• What is needed
Your task is to give the data again, exactly, with every line intact.

-- BEGIN Data provided --

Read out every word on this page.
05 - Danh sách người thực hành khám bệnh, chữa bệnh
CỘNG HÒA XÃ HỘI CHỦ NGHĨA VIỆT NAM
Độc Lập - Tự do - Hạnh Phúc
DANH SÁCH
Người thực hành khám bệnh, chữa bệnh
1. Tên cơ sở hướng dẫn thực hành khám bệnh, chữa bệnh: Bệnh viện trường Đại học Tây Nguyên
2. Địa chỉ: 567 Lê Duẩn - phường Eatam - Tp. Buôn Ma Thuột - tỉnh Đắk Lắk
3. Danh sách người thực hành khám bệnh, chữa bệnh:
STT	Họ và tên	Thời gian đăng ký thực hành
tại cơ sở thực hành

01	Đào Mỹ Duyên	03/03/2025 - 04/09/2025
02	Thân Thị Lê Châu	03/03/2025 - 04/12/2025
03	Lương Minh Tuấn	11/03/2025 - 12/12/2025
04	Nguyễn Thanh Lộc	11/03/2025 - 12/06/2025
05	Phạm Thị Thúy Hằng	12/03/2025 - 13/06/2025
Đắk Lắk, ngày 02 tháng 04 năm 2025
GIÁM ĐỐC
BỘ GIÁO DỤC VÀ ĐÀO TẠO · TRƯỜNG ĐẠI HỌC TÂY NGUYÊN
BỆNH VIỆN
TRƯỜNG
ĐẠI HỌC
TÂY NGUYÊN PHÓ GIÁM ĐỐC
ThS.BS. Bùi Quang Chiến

-- END Data provided --

• Answer to this exercise
Read out every word on this page.
05 - Danh sách người thực hành khám bệnh, chữa bệnh
CỘNG HÒA XÃ HỘI CHỦ NGHĨA VIỆT NAM
Độc Lập - Tự do - Hạnh Phúc
DANH SÁCH
Người thực hành khám bệnh, chữa bệnh
1. Tên cơ sở hướng dẫn thực hành khám bệnh, chữa bệnh: Bệnh viện trường Đại học Tây Nguyên
2. Địa chỉ: 567 Lê Duẩn - phường Eatam - Tp. Buôn Ma Thuột - tỉnh Đắk Lắk
3. Danh sách người thực hành khám bệnh, chữa bệnh:
STT	Họ và tên	Thời gian đăng ký thực hành
tại cơ sở thực hành

01	Đào Mỹ Duyên	03/03/2025 - 04/09/2025
02	Thân Thị Lê Châu	03/03/2025 - 04/12/2025
03	Lương Minh Tuấn	11/03/2025 - 12/12/2025
04	Nguyễn Thanh Lộc	11/03/2025 - 12/06/2025
05	Phạm Thị Thúy Hằng	12/03/2025 - 13/06/2025
Đắk Lắk, ngày 02 tháng 04 năm 2025
GIÁM ĐỐC
BỘ GIÁO DỤC VÀ ĐÀO TẠO · TRƯỜNG ĐẠI HỌC TÂY NGUYÊN
BỆNH VIỆN
TRƯỜNG
ĐẠI HỌC
TÂY NGUYÊN PHÓ GIÁM ĐỐC
ThS.BS. Bùi Quang Chiến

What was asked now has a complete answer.